[Begin]

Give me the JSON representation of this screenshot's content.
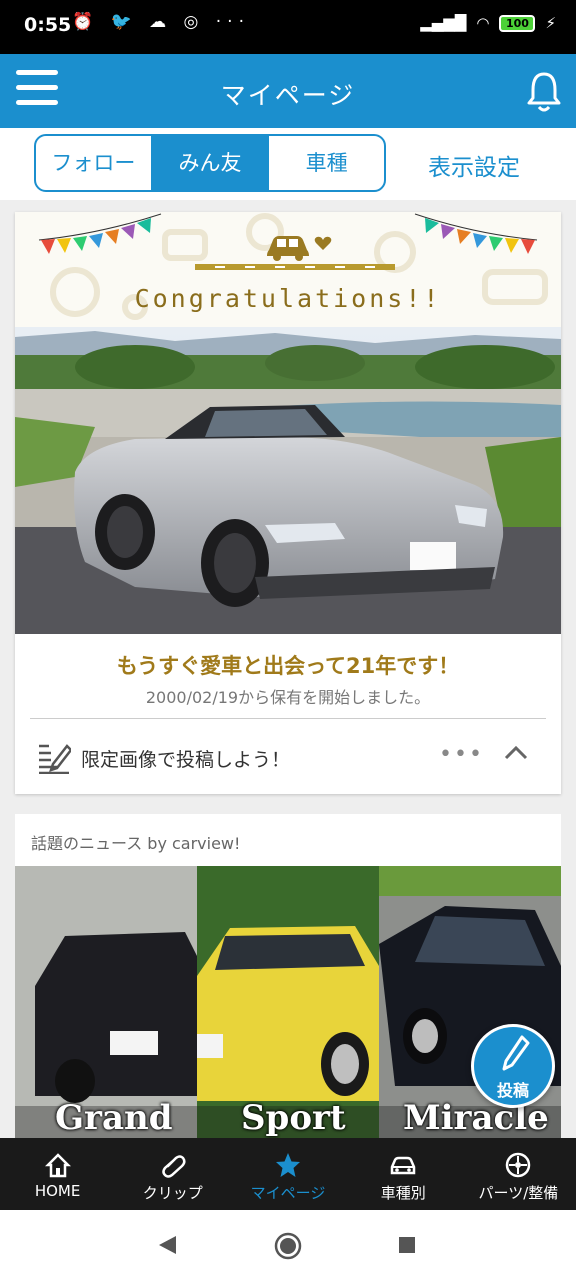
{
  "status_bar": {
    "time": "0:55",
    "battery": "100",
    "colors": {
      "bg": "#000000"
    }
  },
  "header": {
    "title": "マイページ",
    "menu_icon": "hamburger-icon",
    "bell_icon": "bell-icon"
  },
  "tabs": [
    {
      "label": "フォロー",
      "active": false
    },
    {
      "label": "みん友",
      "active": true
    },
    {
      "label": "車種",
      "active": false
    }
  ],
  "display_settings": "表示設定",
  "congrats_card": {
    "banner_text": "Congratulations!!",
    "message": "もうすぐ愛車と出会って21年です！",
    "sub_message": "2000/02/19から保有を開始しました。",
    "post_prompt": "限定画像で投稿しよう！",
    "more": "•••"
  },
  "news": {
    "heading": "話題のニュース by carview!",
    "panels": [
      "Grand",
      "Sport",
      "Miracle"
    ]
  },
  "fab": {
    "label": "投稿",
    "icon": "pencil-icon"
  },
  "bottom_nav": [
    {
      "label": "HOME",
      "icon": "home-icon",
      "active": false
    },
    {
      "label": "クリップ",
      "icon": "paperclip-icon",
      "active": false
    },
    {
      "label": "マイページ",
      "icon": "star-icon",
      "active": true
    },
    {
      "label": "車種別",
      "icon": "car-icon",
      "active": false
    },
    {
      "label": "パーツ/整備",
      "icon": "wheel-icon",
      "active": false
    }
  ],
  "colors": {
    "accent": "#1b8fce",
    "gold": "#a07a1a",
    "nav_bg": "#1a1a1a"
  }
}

[End]

The exercise: All of the entries need to be transcribed word for word; pictures are left out.

Answer below:
Give me the JSON representation of this screenshot's content.
{
  "status_bar": {
    "time": "0:55",
    "battery": "100",
    "colors": {
      "bg": "#000000"
    }
  },
  "header": {
    "title": "マイページ",
    "menu_icon": "hamburger-icon",
    "bell_icon": "bell-icon"
  },
  "tabs": [
    {
      "label": "フォロー",
      "active": false
    },
    {
      "label": "みん友",
      "active": true
    },
    {
      "label": "車種",
      "active": false
    }
  ],
  "display_settings": "表示設定",
  "congrats_card": {
    "banner_text": "Congratulations!!",
    "message": "もうすぐ愛車と出会って21年です！",
    "sub_message": "2000/02/19から保有を開始しました。",
    "post_prompt": "限定画像で投稿しよう！",
    "more": "•••"
  },
  "news": {
    "heading": "話題のニュース by carview!",
    "panels": [
      "Grand",
      "Sport",
      "Miracle"
    ]
  },
  "fab": {
    "label": "投稿",
    "icon": "pencil-icon"
  },
  "bottom_nav": [
    {
      "label": "HOME",
      "icon": "home-icon",
      "active": false
    },
    {
      "label": "クリップ",
      "icon": "paperclip-icon",
      "active": false
    },
    {
      "label": "マイページ",
      "icon": "star-icon",
      "active": true
    },
    {
      "label": "車種別",
      "icon": "car-icon",
      "active": false
    },
    {
      "label": "パーツ/整備",
      "icon": "wheel-icon",
      "active": false
    }
  ],
  "colors": {
    "accent": "#1b8fce",
    "gold": "#a07a1a",
    "nav_bg": "#1a1a1a"
  }
}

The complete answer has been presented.